--- Start Data excerpts ---

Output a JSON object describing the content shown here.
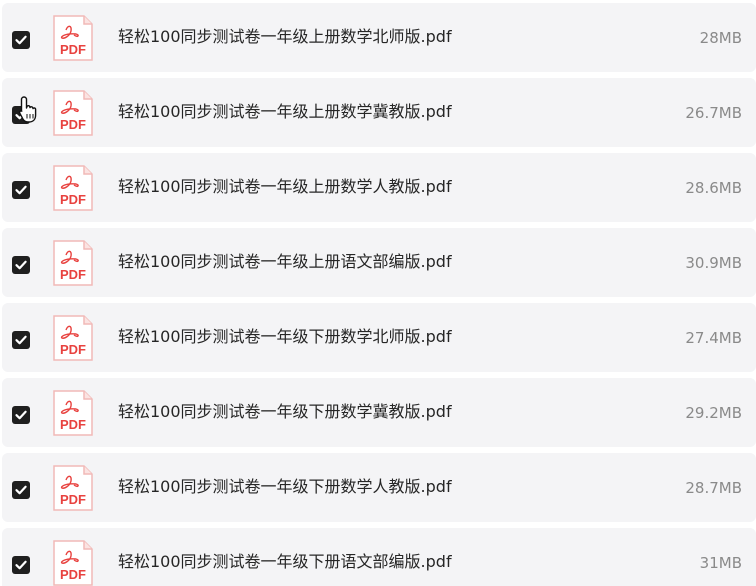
{
  "file_list": {
    "items": [
      {
        "name": "轻松100同步测试卷一年级上册数学北师版.pdf",
        "size": "28MB",
        "checked": true,
        "icon": "pdf-file-icon",
        "icon_label": "PDF"
      },
      {
        "name": "轻松100同步测试卷一年级上册数学冀教版.pdf",
        "size": "26.7MB",
        "checked": true,
        "icon": "pdf-file-icon",
        "icon_label": "PDF"
      },
      {
        "name": "轻松100同步测试卷一年级上册数学人教版.pdf",
        "size": "28.6MB",
        "checked": true,
        "icon": "pdf-file-icon",
        "icon_label": "PDF"
      },
      {
        "name": "轻松100同步测试卷一年级上册语文部编版.pdf",
        "size": "30.9MB",
        "checked": true,
        "icon": "pdf-file-icon",
        "icon_label": "PDF"
      },
      {
        "name": "轻松100同步测试卷一年级下册数学北师版.pdf",
        "size": "27.4MB",
        "checked": true,
        "icon": "pdf-file-icon",
        "icon_label": "PDF"
      },
      {
        "name": "轻松100同步测试卷一年级下册数学冀教版.pdf",
        "size": "29.2MB",
        "checked": true,
        "icon": "pdf-file-icon",
        "icon_label": "PDF"
      },
      {
        "name": "轻松100同步测试卷一年级下册数学人教版.pdf",
        "size": "28.7MB",
        "checked": true,
        "icon": "pdf-file-icon",
        "icon_label": "PDF"
      },
      {
        "name": "轻松100同步测试卷一年级下册语文部编版.pdf",
        "size": "31MB",
        "checked": true,
        "icon": "pdf-file-icon",
        "icon_label": "PDF"
      }
    ]
  },
  "colors": {
    "row_background": "#f4f4f6",
    "checkbox": "#1f1f1f",
    "pdf_accent": "#e8423f",
    "text": "#262626",
    "size_text": "#8a8a8a"
  },
  "cursor": {
    "icon": "hand-pointer-icon"
  }
}
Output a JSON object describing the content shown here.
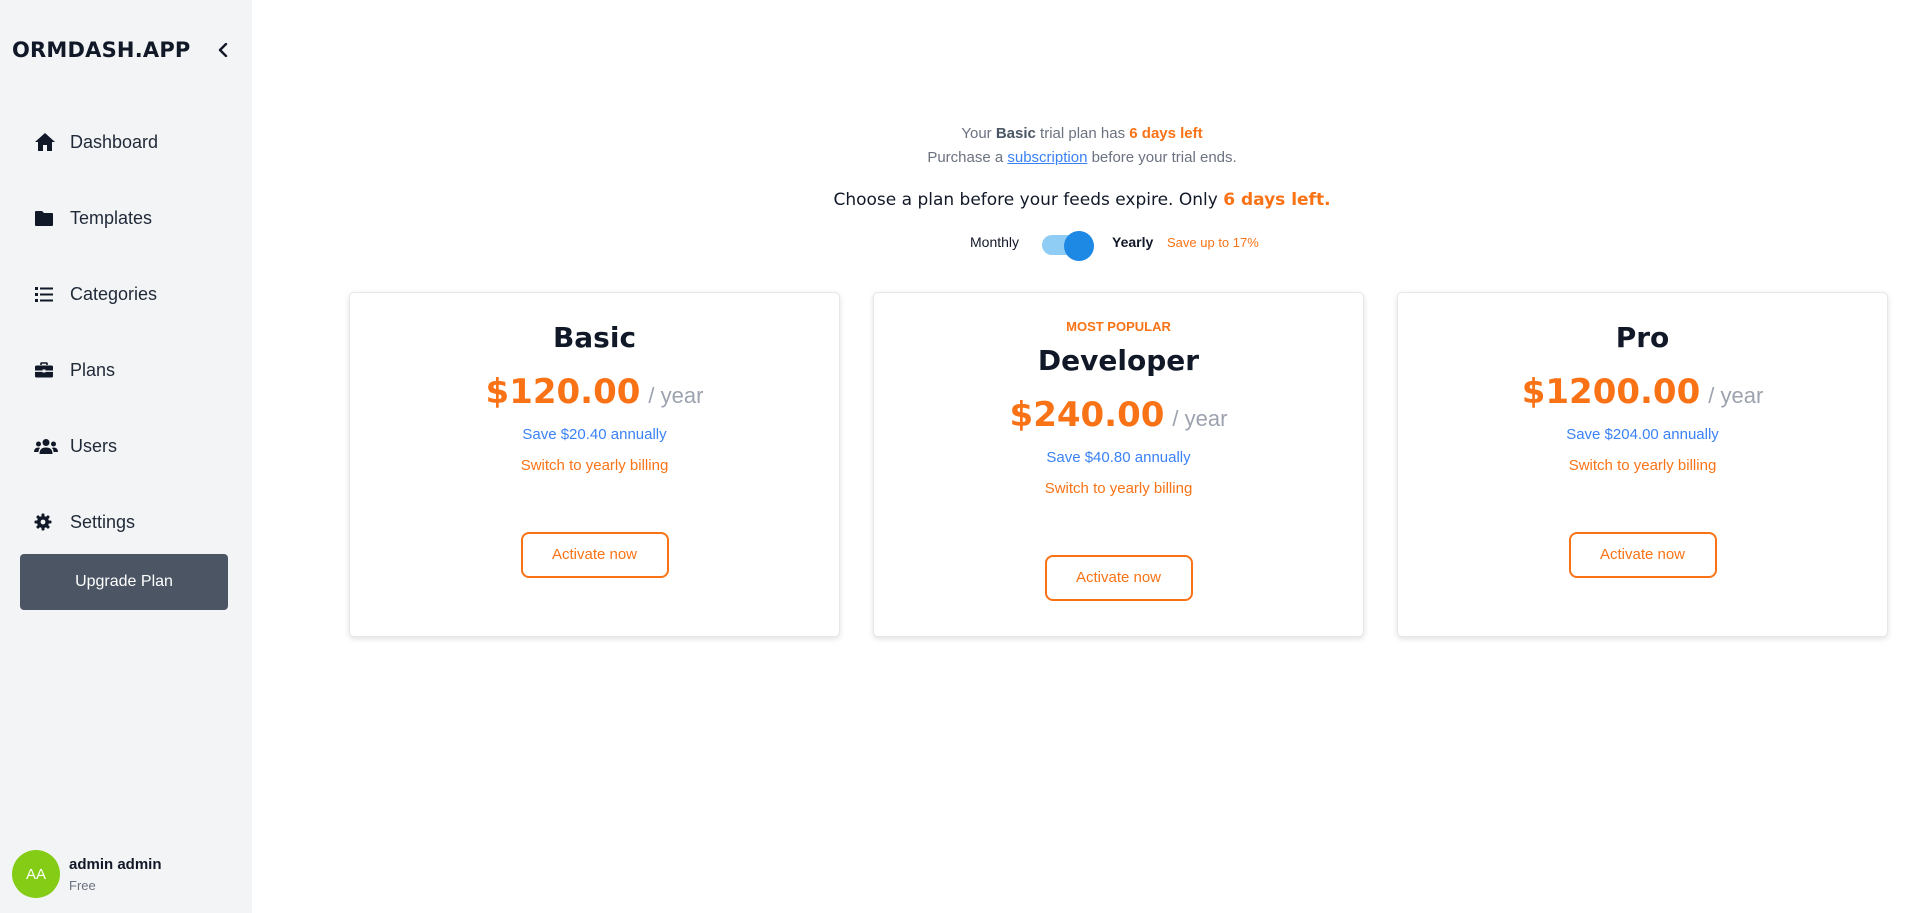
{
  "sidebar": {
    "brand": "ORMDASH.APP",
    "collapse_icon": "chevron-left-icon",
    "items": [
      {
        "label": "Dashboard",
        "icon": "home-icon"
      },
      {
        "label": "Templates",
        "icon": "folder-icon"
      },
      {
        "label": "Categories",
        "icon": "list-icon"
      },
      {
        "label": "Plans",
        "icon": "briefcase-icon"
      },
      {
        "label": "Users",
        "icon": "users-icon"
      },
      {
        "label": "Settings",
        "icon": "gear-icon"
      }
    ],
    "upgrade_label": "Upgrade Plan",
    "user": {
      "initials": "AA",
      "name": "admin admin",
      "plan": "Free"
    }
  },
  "trial": {
    "l1_a": "Your ",
    "l1_plan": "Basic",
    "l1_b": " trial plan has ",
    "l1_days": "6 days left",
    "l2_a": "Purchase a ",
    "l2_link": "subscription",
    "l2_b": " before your trial ends."
  },
  "choose": {
    "text": "Choose a plan before your feeds expire. Only ",
    "days": "6 days left."
  },
  "billing_toggle": {
    "monthly": "Monthly",
    "yearly": "Yearly",
    "save": "Save up to 17%",
    "selected": "Yearly"
  },
  "plans": [
    {
      "name": "Basic",
      "badge": "",
      "price": "$120.00",
      "period": "/ year",
      "save": "Save $20.40 annually",
      "switch": "Switch to yearly billing",
      "cta": "Activate now"
    },
    {
      "name": "Developer",
      "badge": "MOST POPULAR",
      "price": "$240.00",
      "period": "/ year",
      "save": "Save $40.80 annually",
      "switch": "Switch to yearly billing",
      "cta": "Activate now"
    },
    {
      "name": "Pro",
      "badge": "",
      "price": "$1200.00",
      "period": "/ year",
      "save": "Save $204.00 annually",
      "switch": "Switch to yearly billing",
      "cta": "Activate now"
    }
  ],
  "colors": {
    "accent": "#f97316",
    "link": "#3b82f6",
    "sidebar_bg": "#f3f4f6",
    "upgrade_bg": "#4b5563",
    "avatar": "#84cc16",
    "toggle": "#1e88e5"
  }
}
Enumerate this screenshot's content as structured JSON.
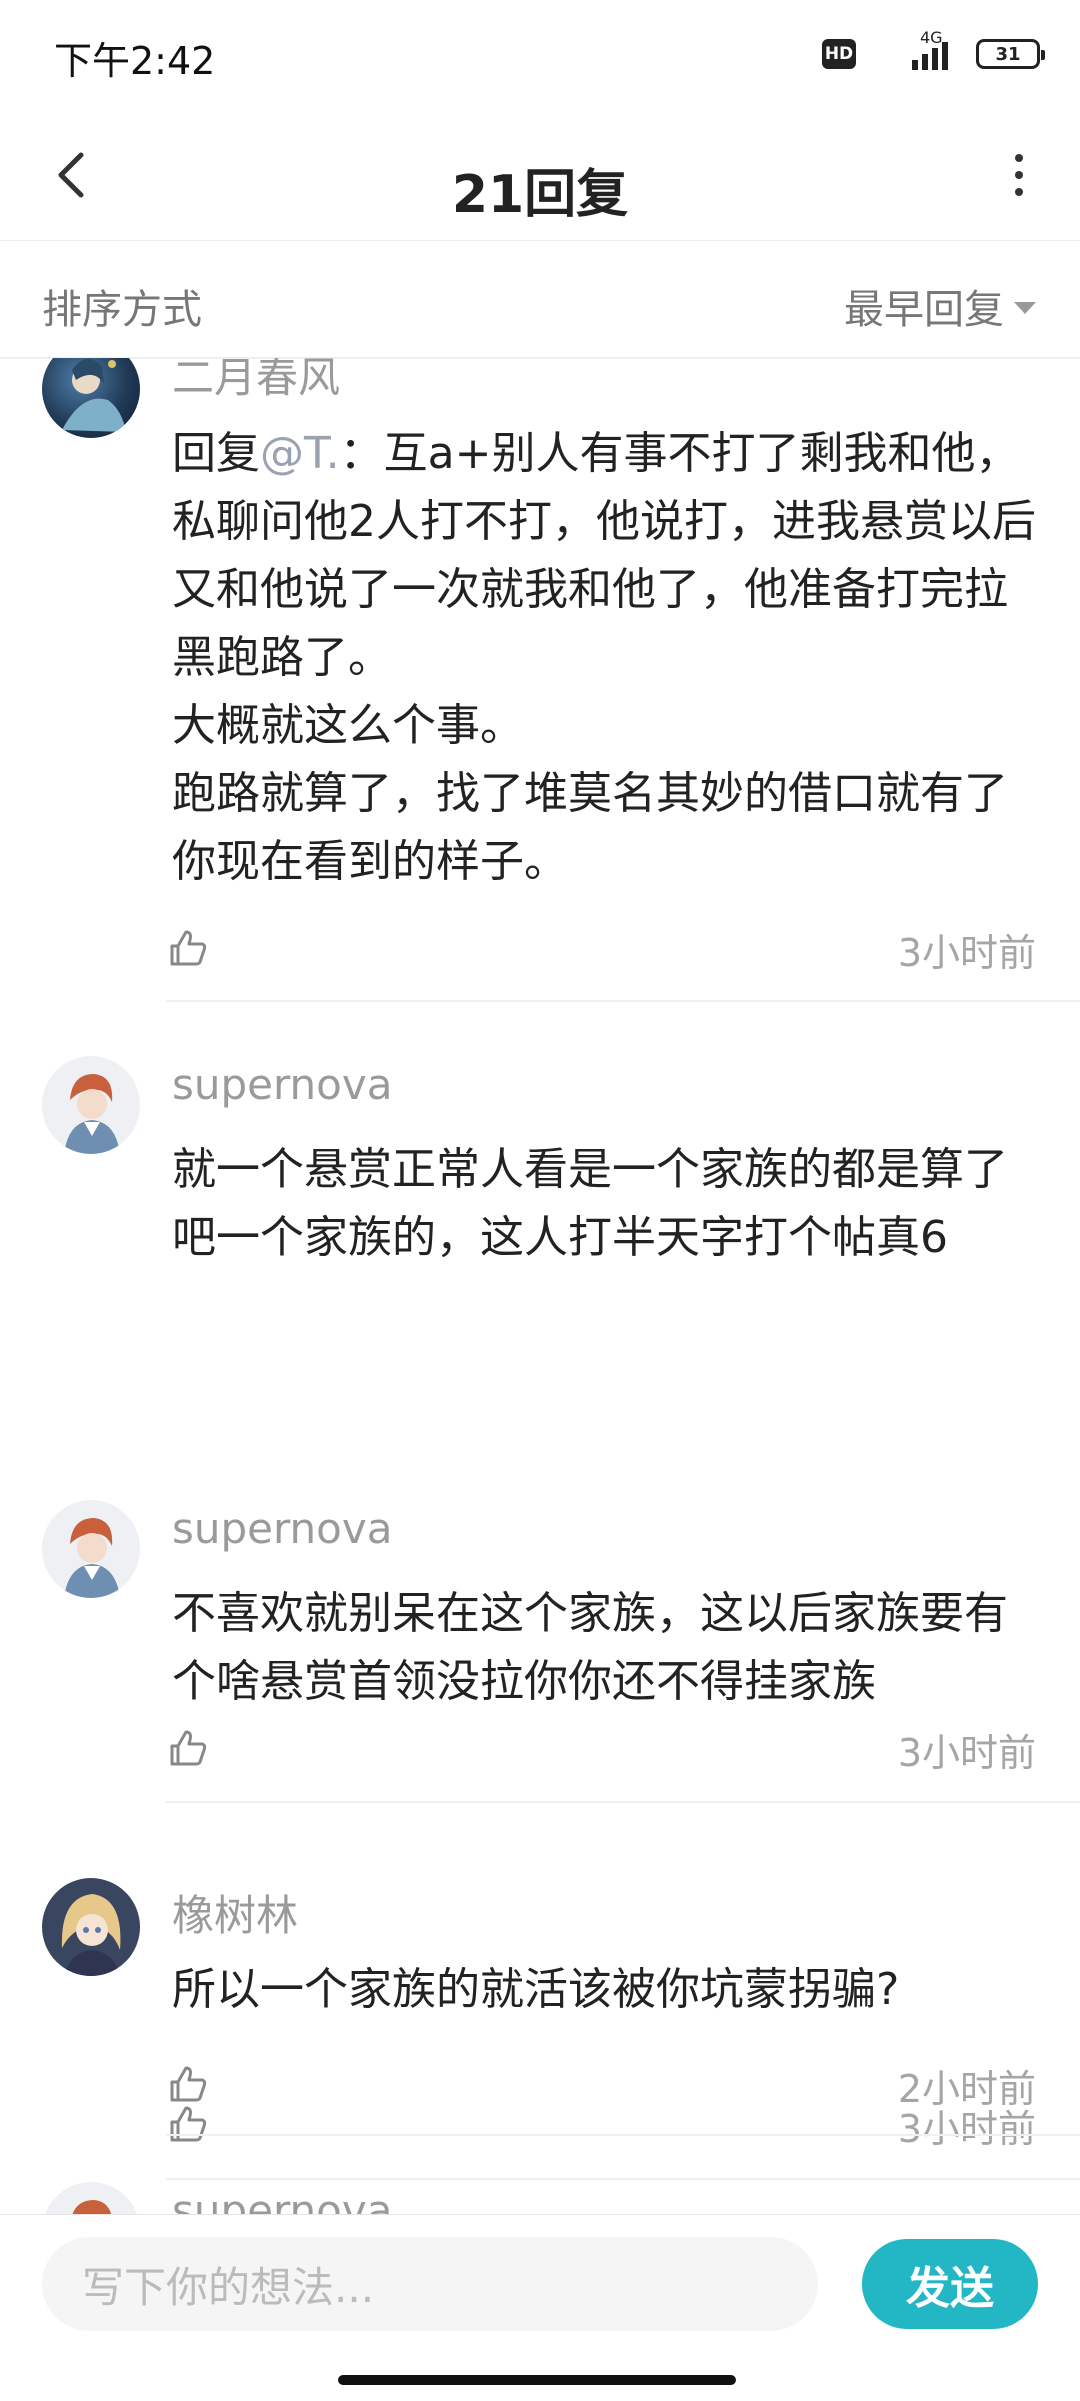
{
  "status_bar": {
    "time": "下午2:42",
    "hd": "HD",
    "network": "4G",
    "battery": "31"
  },
  "header": {
    "title": "21回复",
    "back_icon": "chevron-left-icon",
    "more_icon": "more-vertical-icon"
  },
  "sort": {
    "label": "排序方式",
    "selected": "最早回复"
  },
  "comments": [
    {
      "user": "二月春风",
      "reply_prefix": "回复",
      "mention": "@T.",
      "text": "：互a+别人有事不打了剩我和他，私聊问他2人打不打，他说打，进我悬赏以后又和他说了一次就我和他了，他准备打完拉黑跑路了。\n大概就这么个事。\n跑路就算了，找了堆莫名其妙的借口就有了你现在看到的样子。",
      "time": "3小时前"
    },
    {
      "user": "supernova",
      "text": "就一个悬赏正常人看是一个家族的都是算了吧一个家族的，这人打半天字打个帖真6",
      "time": "3小时前"
    },
    {
      "user": "supernova",
      "text": "不喜欢就别呆在这个家族，这以后家族要有个啥悬赏首领没拉你你还不得挂家族",
      "time": "3小时前"
    },
    {
      "user": "橡树林",
      "text": "所以一个家族的就活该被你坑蒙拐骗?",
      "time": "2小时前"
    },
    {
      "user": "supernova"
    }
  ],
  "input": {
    "placeholder": "写下你的想法...",
    "send_label": "发送"
  },
  "colors": {
    "accent": "#23b7c6",
    "muted_text": "#9a9a9a"
  }
}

--- End Data excerpts ---

Problem details - Exclude the images and reproduce the remaining data exactly.

Written solution -
Output a JSON object describing the content shown here.
{
  "file_list": {
    "items": [
      {
        "name": "轻松100同步测试卷一年级上册数学北师版.pdf",
        "size": "28MB",
        "checked": true,
        "icon": "pdf-file-icon",
        "icon_label": "PDF"
      },
      {
        "name": "轻松100同步测试卷一年级上册数学冀教版.pdf",
        "size": "26.7MB",
        "checked": true,
        "icon": "pdf-file-icon",
        "icon_label": "PDF"
      },
      {
        "name": "轻松100同步测试卷一年级上册数学人教版.pdf",
        "size": "28.6MB",
        "checked": true,
        "icon": "pdf-file-icon",
        "icon_label": "PDF"
      },
      {
        "name": "轻松100同步测试卷一年级上册语文部编版.pdf",
        "size": "30.9MB",
        "checked": true,
        "icon": "pdf-file-icon",
        "icon_label": "PDF"
      },
      {
        "name": "轻松100同步测试卷一年级下册数学北师版.pdf",
        "size": "27.4MB",
        "checked": true,
        "icon": "pdf-file-icon",
        "icon_label": "PDF"
      },
      {
        "name": "轻松100同步测试卷一年级下册数学冀教版.pdf",
        "size": "29.2MB",
        "checked": true,
        "icon": "pdf-file-icon",
        "icon_label": "PDF"
      },
      {
        "name": "轻松100同步测试卷一年级下册数学人教版.pdf",
        "size": "28.7MB",
        "checked": true,
        "icon": "pdf-file-icon",
        "icon_label": "PDF"
      },
      {
        "name": "轻松100同步测试卷一年级下册语文部编版.pdf",
        "size": "31MB",
        "checked": true,
        "icon": "pdf-file-icon",
        "icon_label": "PDF"
      }
    ]
  },
  "colors": {
    "row_background": "#f4f4f6",
    "checkbox": "#1f1f1f",
    "pdf_accent": "#e8423f",
    "text": "#262626",
    "size_text": "#8a8a8a"
  },
  "cursor": {
    "icon": "hand-pointer-icon"
  }
}
Output a JSON object describing the content shown here.
{
  "sidebar": {
    "brand": "ORMDASH.APP",
    "collapse_icon": "chevron-left-icon",
    "items": [
      {
        "label": "Dashboard",
        "icon": "home-icon"
      },
      {
        "label": "Templates",
        "icon": "folder-icon"
      },
      {
        "label": "Categories",
        "icon": "list-icon"
      },
      {
        "label": "Plans",
        "icon": "briefcase-icon"
      },
      {
        "label": "Users",
        "icon": "users-icon"
      },
      {
        "label": "Settings",
        "icon": "gear-icon"
      }
    ],
    "upgrade_label": "Upgrade Plan",
    "user": {
      "initials": "AA",
      "name": "admin admin",
      "plan": "Free"
    }
  },
  "trial": {
    "l1_a": "Your ",
    "l1_plan": "Basic",
    "l1_b": " trial plan has ",
    "l1_days": "6 days left",
    "l2_a": "Purchase a ",
    "l2_link": "subscription",
    "l2_b": " before your trial ends."
  },
  "choose": {
    "text": "Choose a plan before your feeds expire. Only ",
    "days": "6 days left."
  },
  "billing_toggle": {
    "monthly": "Monthly",
    "yearly": "Yearly",
    "save": "Save up to 17%",
    "selected": "Yearly"
  },
  "plans": [
    {
      "name": "Basic",
      "badge": "",
      "price": "$120.00",
      "period": "/ year",
      "save": "Save $20.40 annually",
      "switch": "Switch to yearly billing",
      "cta": "Activate now"
    },
    {
      "name": "Developer",
      "badge": "MOST POPULAR",
      "price": "$240.00",
      "period": "/ year",
      "save": "Save $40.80 annually",
      "switch": "Switch to yearly billing",
      "cta": "Activate now"
    },
    {
      "name": "Pro",
      "badge": "",
      "price": "$1200.00",
      "period": "/ year",
      "save": "Save $204.00 annually",
      "switch": "Switch to yearly billing",
      "cta": "Activate now"
    }
  ],
  "colors": {
    "accent": "#f97316",
    "link": "#3b82f6",
    "sidebar_bg": "#f3f4f6",
    "upgrade_bg": "#4b5563",
    "avatar": "#84cc16",
    "toggle": "#1e88e5"
  }
}
Enumerate this screenshot's content as structured JSON.
{
  "status_bar": {
    "time": "下午2:42",
    "hd": "HD",
    "network": "4G",
    "battery": "31"
  },
  "header": {
    "title": "21回复",
    "back_icon": "chevron-left-icon",
    "more_icon": "more-vertical-icon"
  },
  "sort": {
    "label": "排序方式",
    "selected": "最早回复"
  },
  "comments": [
    {
      "user": "二月春风",
      "reply_prefix": "回复",
      "mention": "@T.",
      "text": "：互a+别人有事不打了剩我和他，私聊问他2人打不打，他说打，进我悬赏以后又和他说了一次就我和他了，他准备打完拉黑跑路了。\n大概就这么个事。\n跑路就算了，找了堆莫名其妙的借口就有了你现在看到的样子。",
      "time": "3小时前"
    },
    {
      "user": "supernova",
      "text": "就一个悬赏正常人看是一个家族的都是算了吧一个家族的，这人打半天字打个帖真6",
      "time": "3小时前"
    },
    {
      "user": "supernova",
      "text": "不喜欢就别呆在这个家族，这以后家族要有个啥悬赏首领没拉你你还不得挂家族",
      "time": "3小时前"
    },
    {
      "user": "橡树林",
      "text": "所以一个家族的就活该被你坑蒙拐骗?",
      "time": "2小时前"
    },
    {
      "user": "supernova"
    }
  ],
  "input": {
    "placeholder": "写下你的想法...",
    "send_label": "发送"
  },
  "colors": {
    "accent": "#23b7c6",
    "muted_text": "#9a9a9a"
  }
}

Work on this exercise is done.